● Problem to solve
Take the material and output all of it exactly.

● Materials provided
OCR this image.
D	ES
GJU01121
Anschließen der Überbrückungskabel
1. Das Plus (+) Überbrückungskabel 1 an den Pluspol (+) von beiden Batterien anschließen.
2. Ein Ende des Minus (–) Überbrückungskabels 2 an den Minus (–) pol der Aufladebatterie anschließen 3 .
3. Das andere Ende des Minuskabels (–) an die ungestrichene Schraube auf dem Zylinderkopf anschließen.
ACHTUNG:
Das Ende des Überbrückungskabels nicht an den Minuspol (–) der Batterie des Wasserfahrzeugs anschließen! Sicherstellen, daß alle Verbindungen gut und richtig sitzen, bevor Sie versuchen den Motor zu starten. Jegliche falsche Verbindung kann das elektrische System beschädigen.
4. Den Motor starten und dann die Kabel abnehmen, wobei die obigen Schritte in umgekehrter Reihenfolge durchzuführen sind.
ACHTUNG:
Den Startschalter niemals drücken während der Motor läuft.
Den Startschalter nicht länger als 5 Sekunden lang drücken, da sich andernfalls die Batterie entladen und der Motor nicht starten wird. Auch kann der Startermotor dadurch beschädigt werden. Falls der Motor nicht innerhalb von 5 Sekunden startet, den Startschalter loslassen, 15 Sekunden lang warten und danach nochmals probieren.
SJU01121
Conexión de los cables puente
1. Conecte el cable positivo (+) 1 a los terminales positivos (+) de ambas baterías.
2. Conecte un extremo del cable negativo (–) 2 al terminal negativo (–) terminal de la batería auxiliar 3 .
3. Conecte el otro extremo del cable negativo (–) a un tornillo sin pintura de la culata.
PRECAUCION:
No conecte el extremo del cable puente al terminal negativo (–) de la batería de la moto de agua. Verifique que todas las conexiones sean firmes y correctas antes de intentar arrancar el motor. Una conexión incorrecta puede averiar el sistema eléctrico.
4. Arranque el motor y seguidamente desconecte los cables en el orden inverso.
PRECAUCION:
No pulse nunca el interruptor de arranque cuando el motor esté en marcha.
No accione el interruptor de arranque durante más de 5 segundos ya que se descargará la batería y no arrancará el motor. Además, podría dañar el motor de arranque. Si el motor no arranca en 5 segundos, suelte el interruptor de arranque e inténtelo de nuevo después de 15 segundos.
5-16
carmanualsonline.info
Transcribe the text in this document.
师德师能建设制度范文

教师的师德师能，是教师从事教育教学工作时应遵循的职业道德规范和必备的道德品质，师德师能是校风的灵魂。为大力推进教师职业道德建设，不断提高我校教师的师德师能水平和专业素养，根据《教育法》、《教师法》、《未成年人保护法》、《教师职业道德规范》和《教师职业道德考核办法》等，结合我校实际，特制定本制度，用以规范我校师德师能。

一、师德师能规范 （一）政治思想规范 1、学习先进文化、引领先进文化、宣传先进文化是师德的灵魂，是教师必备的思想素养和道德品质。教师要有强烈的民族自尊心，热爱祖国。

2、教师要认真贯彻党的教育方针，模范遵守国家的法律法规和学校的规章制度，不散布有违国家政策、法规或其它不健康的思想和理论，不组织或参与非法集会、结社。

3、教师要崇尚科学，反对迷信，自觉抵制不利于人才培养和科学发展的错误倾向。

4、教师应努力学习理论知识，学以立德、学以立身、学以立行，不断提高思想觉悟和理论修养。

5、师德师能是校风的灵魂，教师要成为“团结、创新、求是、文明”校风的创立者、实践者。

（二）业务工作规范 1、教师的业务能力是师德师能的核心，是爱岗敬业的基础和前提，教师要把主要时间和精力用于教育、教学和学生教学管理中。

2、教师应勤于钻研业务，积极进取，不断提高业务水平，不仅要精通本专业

● Task output
OCR this image.
D	ES
GJU01121
Anschließen der Überbrückungskabel
1. Das Plus (+) Überbrückungskabel 1 an den Pluspol (+) von beiden Batterien anschließen.
2. Ein Ende des Minus (–) Überbrückungskabels 2 an den Minus (–) pol der Aufladebatterie anschließen 3 .
3. Das andere Ende des Minuskabels (–) an die ungestrichene Schraube auf dem Zylinderkopf anschließen.
ACHTUNG:
Das Ende des Überbrückungskabels nicht an den Minuspol (–) der Batterie des Wasserfahrzeugs anschließen! Sicherstellen, daß alle Verbindungen gut und richtig sitzen, bevor Sie versuchen den Motor zu starten. Jegliche falsche Verbindung kann das elektrische System beschädigen.
4. Den Motor starten und dann die Kabel abnehmen, wobei die obigen Schritte in umgekehrter Reihenfolge durchzuführen sind.
ACHTUNG:
Den Startschalter niemals drücken während der Motor läuft.
Den Startschalter nicht länger als 5 Sekunden lang drücken, da sich andernfalls die Batterie entladen und der Motor nicht starten wird. Auch kann der Startermotor dadurch beschädigt werden. Falls der Motor nicht innerhalb von 5 Sekunden startet, den Startschalter loslassen, 15 Sekunden lang warten und danach nochmals probieren.
SJU01121
Conexión de los cables puente
1. Conecte el cable positivo (+) 1 a los terminales positivos (+) de ambas baterías.
2. Conecte un extremo del cable negativo (–) 2 al terminal negativo (–) terminal de la batería auxiliar 3 .
3. Conecte el otro extremo del cable negativo (–) a un tornillo sin pintura de la culata.
PRECAUCION:
No conecte el extremo del cable puente al terminal negativo (–) de la batería de la moto de agua. Verifique que todas las conexiones sean firmes y correctas antes de intentar arrancar el motor. Una conexión incorrecta puede averiar el sistema eléctrico.
4. Arranque el motor y seguidamente desconecte los cables en el orden inverso.
PRECAUCION:
No pulse nunca el interruptor de arranque cuando el motor esté en marcha.
No accione el interruptor de arranque durante más de 5 segundos ya que se descargará la batería y no arrancará el motor. Además, podría dañar el motor de arranque. Si el motor no arranca en 5 segundos, suelte el interruptor de arranque e inténtelo de nuevo después de 15 segundos.
5-16
carmanualsonline.info
Transcribe the text in this document.
师德师能建设制度范文

教师的师德师能，是教师从事教育教学工作时应遵循的职业道德规范和必备的道德品质，师德师能是校风的灵魂。为大力推进教师职业道德建设，不断提高我校教师的师德师能水平和专业素养，根据《教育法》、《教师法》、《未成年人保护法》、《教师职业道德规范》和《教师职业道德考核办法》等，结合我校实际，特制定本制度，用以规范我校师德师能。

一、师德师能规范 （一）政治思想规范 1、学习先进文化、引领先进文化、宣传先进文化是师德的灵魂，是教师必备的思想素养和道德品质。教师要有强烈的民族自尊心，热爱祖国。

2、教师要认真贯彻党的教育方针，模范遵守国家的法律法规和学校的规章制度，不散布有违国家政策、法规或其它不健康的思想和理论，不组织或参与非法集会、结社。

3、教师要崇尚科学，反对迷信，自觉抵制不利于人才培养和科学发展的错误倾向。

4、教师应努力学习理论知识，学以立德、学以立身、学以立行，不断提高思想觉悟和理论修养。

5、师德师能是校风的灵魂，教师要成为“团结、创新、求是、文明”校风的创立者、实践者。

（二）业务工作规范 1、教师的业务能力是师德师能的核心，是爱岗敬业的基础和前提，教师要把主要时间和精力用于教育、教学和学生教学管理中。

2、教师应勤于钻研业务，积极进取，不断提高业务水平，不仅要精通本专业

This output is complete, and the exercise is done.